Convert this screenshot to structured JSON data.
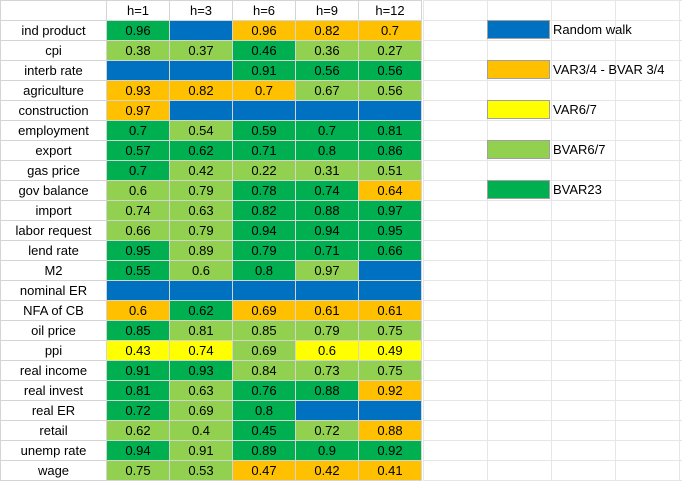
{
  "colors": {
    "rw": "#0070c0",
    "var34": "#ffc000",
    "var67": "#ffff00",
    "bvar67": "#92d050",
    "bvar23": "#00b050"
  },
  "headers": [
    "h=1",
    "h=3",
    "h=6",
    "h=9",
    "h=12"
  ],
  "rows": [
    {
      "label": "ind product",
      "cells": [
        {
          "v": "0.96",
          "c": "bvar23"
        },
        {
          "v": "",
          "c": "rw"
        },
        {
          "v": "0.96",
          "c": "var34"
        },
        {
          "v": "0.82",
          "c": "var34"
        },
        {
          "v": "0.7",
          "c": "var34"
        }
      ]
    },
    {
      "label": "cpi",
      "cells": [
        {
          "v": "0.38",
          "c": "bvar67"
        },
        {
          "v": "0.37",
          "c": "bvar67"
        },
        {
          "v": "0.46",
          "c": "bvar23"
        },
        {
          "v": "0.36",
          "c": "bvar67"
        },
        {
          "v": "0.27",
          "c": "bvar67"
        }
      ]
    },
    {
      "label": "interb rate",
      "cells": [
        {
          "v": "",
          "c": "rw"
        },
        {
          "v": "",
          "c": "rw"
        },
        {
          "v": "0.91",
          "c": "bvar23"
        },
        {
          "v": "0.56",
          "c": "bvar23"
        },
        {
          "v": "0.56",
          "c": "bvar23"
        }
      ]
    },
    {
      "label": "agriculture",
      "cells": [
        {
          "v": "0.93",
          "c": "var34"
        },
        {
          "v": "0.82",
          "c": "var34"
        },
        {
          "v": "0.7",
          "c": "var34"
        },
        {
          "v": "0.67",
          "c": "bvar67"
        },
        {
          "v": "0.56",
          "c": "bvar67"
        }
      ]
    },
    {
      "label": "construction",
      "cells": [
        {
          "v": "0.97",
          "c": "var34"
        },
        {
          "v": "",
          "c": "rw"
        },
        {
          "v": "",
          "c": "rw"
        },
        {
          "v": "",
          "c": "rw"
        },
        {
          "v": "",
          "c": "rw"
        }
      ]
    },
    {
      "label": "employment",
      "cells": [
        {
          "v": "0.7",
          "c": "bvar23"
        },
        {
          "v": "0.54",
          "c": "bvar67"
        },
        {
          "v": "0.59",
          "c": "bvar23"
        },
        {
          "v": "0.7",
          "c": "bvar23"
        },
        {
          "v": "0.81",
          "c": "bvar23"
        }
      ]
    },
    {
      "label": "export",
      "cells": [
        {
          "v": "0.57",
          "c": "bvar23"
        },
        {
          "v": "0.62",
          "c": "bvar23"
        },
        {
          "v": "0.71",
          "c": "bvar23"
        },
        {
          "v": "0.8",
          "c": "bvar23"
        },
        {
          "v": "0.86",
          "c": "bvar23"
        }
      ]
    },
    {
      "label": "gas price",
      "cells": [
        {
          "v": "0.7",
          "c": "bvar23"
        },
        {
          "v": "0.42",
          "c": "bvar67"
        },
        {
          "v": "0.22",
          "c": "bvar67"
        },
        {
          "v": "0.31",
          "c": "bvar67"
        },
        {
          "v": "0.51",
          "c": "bvar67"
        }
      ]
    },
    {
      "label": "gov balance",
      "cells": [
        {
          "v": "0.6",
          "c": "bvar67"
        },
        {
          "v": "0.79",
          "c": "bvar67"
        },
        {
          "v": "0.78",
          "c": "bvar23"
        },
        {
          "v": "0.74",
          "c": "bvar23"
        },
        {
          "v": "0.64",
          "c": "var34"
        }
      ]
    },
    {
      "label": "import",
      "cells": [
        {
          "v": "0.74",
          "c": "bvar67"
        },
        {
          "v": "0.63",
          "c": "bvar67"
        },
        {
          "v": "0.82",
          "c": "bvar23"
        },
        {
          "v": "0.88",
          "c": "bvar23"
        },
        {
          "v": "0.97",
          "c": "bvar23"
        }
      ]
    },
    {
      "label": "labor request",
      "cells": [
        {
          "v": "0.66",
          "c": "bvar67"
        },
        {
          "v": "0.79",
          "c": "bvar67"
        },
        {
          "v": "0.94",
          "c": "bvar23"
        },
        {
          "v": "0.94",
          "c": "bvar23"
        },
        {
          "v": "0.95",
          "c": "bvar23"
        }
      ]
    },
    {
      "label": "lend rate",
      "cells": [
        {
          "v": "0.95",
          "c": "bvar23"
        },
        {
          "v": "0.89",
          "c": "bvar67"
        },
        {
          "v": "0.79",
          "c": "bvar23"
        },
        {
          "v": "0.71",
          "c": "bvar23"
        },
        {
          "v": "0.66",
          "c": "bvar23"
        }
      ]
    },
    {
      "label": "M2",
      "cells": [
        {
          "v": "0.55",
          "c": "bvar23"
        },
        {
          "v": "0.6",
          "c": "bvar67"
        },
        {
          "v": "0.8",
          "c": "bvar23"
        },
        {
          "v": "0.97",
          "c": "bvar67"
        },
        {
          "v": "",
          "c": "rw"
        }
      ]
    },
    {
      "label": "nominal ER",
      "cells": [
        {
          "v": "",
          "c": "rw"
        },
        {
          "v": "",
          "c": "rw"
        },
        {
          "v": "",
          "c": "rw"
        },
        {
          "v": "",
          "c": "rw"
        },
        {
          "v": "",
          "c": "rw"
        }
      ]
    },
    {
      "label": "NFA of CB",
      "cells": [
        {
          "v": "0.6",
          "c": "var34"
        },
        {
          "v": "0.62",
          "c": "bvar23"
        },
        {
          "v": "0.69",
          "c": "var34"
        },
        {
          "v": "0.61",
          "c": "var34"
        },
        {
          "v": "0.61",
          "c": "var34"
        }
      ]
    },
    {
      "label": "oil price",
      "cells": [
        {
          "v": "0.85",
          "c": "bvar23"
        },
        {
          "v": "0.81",
          "c": "bvar67"
        },
        {
          "v": "0.85",
          "c": "bvar67"
        },
        {
          "v": "0.79",
          "c": "bvar67"
        },
        {
          "v": "0.75",
          "c": "bvar67"
        }
      ]
    },
    {
      "label": "ppi",
      "cells": [
        {
          "v": "0.43",
          "c": "var67"
        },
        {
          "v": "0.74",
          "c": "var67"
        },
        {
          "v": "0.69",
          "c": "bvar67"
        },
        {
          "v": "0.6",
          "c": "var67"
        },
        {
          "v": "0.49",
          "c": "var67"
        }
      ]
    },
    {
      "label": "real income",
      "cells": [
        {
          "v": "0.91",
          "c": "bvar23"
        },
        {
          "v": "0.93",
          "c": "bvar23"
        },
        {
          "v": "0.84",
          "c": "bvar67"
        },
        {
          "v": "0.73",
          "c": "bvar67"
        },
        {
          "v": "0.75",
          "c": "bvar67"
        }
      ]
    },
    {
      "label": "real invest",
      "cells": [
        {
          "v": "0.81",
          "c": "bvar23"
        },
        {
          "v": "0.63",
          "c": "bvar67"
        },
        {
          "v": "0.76",
          "c": "bvar23"
        },
        {
          "v": "0.88",
          "c": "bvar23"
        },
        {
          "v": "0.92",
          "c": "var34"
        }
      ]
    },
    {
      "label": "real ER",
      "cells": [
        {
          "v": "0.72",
          "c": "bvar23"
        },
        {
          "v": "0.69",
          "c": "bvar67"
        },
        {
          "v": "0.8",
          "c": "bvar23"
        },
        {
          "v": "",
          "c": "rw"
        },
        {
          "v": "",
          "c": "rw"
        }
      ]
    },
    {
      "label": "retail",
      "cells": [
        {
          "v": "0.62",
          "c": "bvar67"
        },
        {
          "v": "0.4",
          "c": "bvar67"
        },
        {
          "v": "0.45",
          "c": "bvar23"
        },
        {
          "v": "0.72",
          "c": "bvar67"
        },
        {
          "v": "0.88",
          "c": "var34"
        }
      ]
    },
    {
      "label": "unemp rate",
      "cells": [
        {
          "v": "0.94",
          "c": "bvar23"
        },
        {
          "v": "0.91",
          "c": "bvar67"
        },
        {
          "v": "0.89",
          "c": "bvar23"
        },
        {
          "v": "0.9",
          "c": "bvar23"
        },
        {
          "v": "0.92",
          "c": "bvar23"
        }
      ]
    },
    {
      "label": "wage",
      "cells": [
        {
          "v": "0.75",
          "c": "bvar67"
        },
        {
          "v": "0.53",
          "c": "bvar67"
        },
        {
          "v": "0.47",
          "c": "var34"
        },
        {
          "v": "0.42",
          "c": "var34"
        },
        {
          "v": "0.41",
          "c": "var34"
        }
      ]
    }
  ],
  "legend": [
    {
      "label": "Random walk",
      "c": "rw"
    },
    {
      "label": "VAR3/4 - BVAR 3/4",
      "c": "var34"
    },
    {
      "label": "VAR6/7",
      "c": "var67"
    },
    {
      "label": "BVAR6/7",
      "c": "bvar67"
    },
    {
      "label": "BVAR23",
      "c": "bvar23"
    }
  ]
}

EXERCISE DESCRIPTION — Identify which lines contain the word "real" and copy each one.

SOLUTION TO THE PROBLEM —
      "label": "real income",
      "label": "real invest",
      "label": "real ER",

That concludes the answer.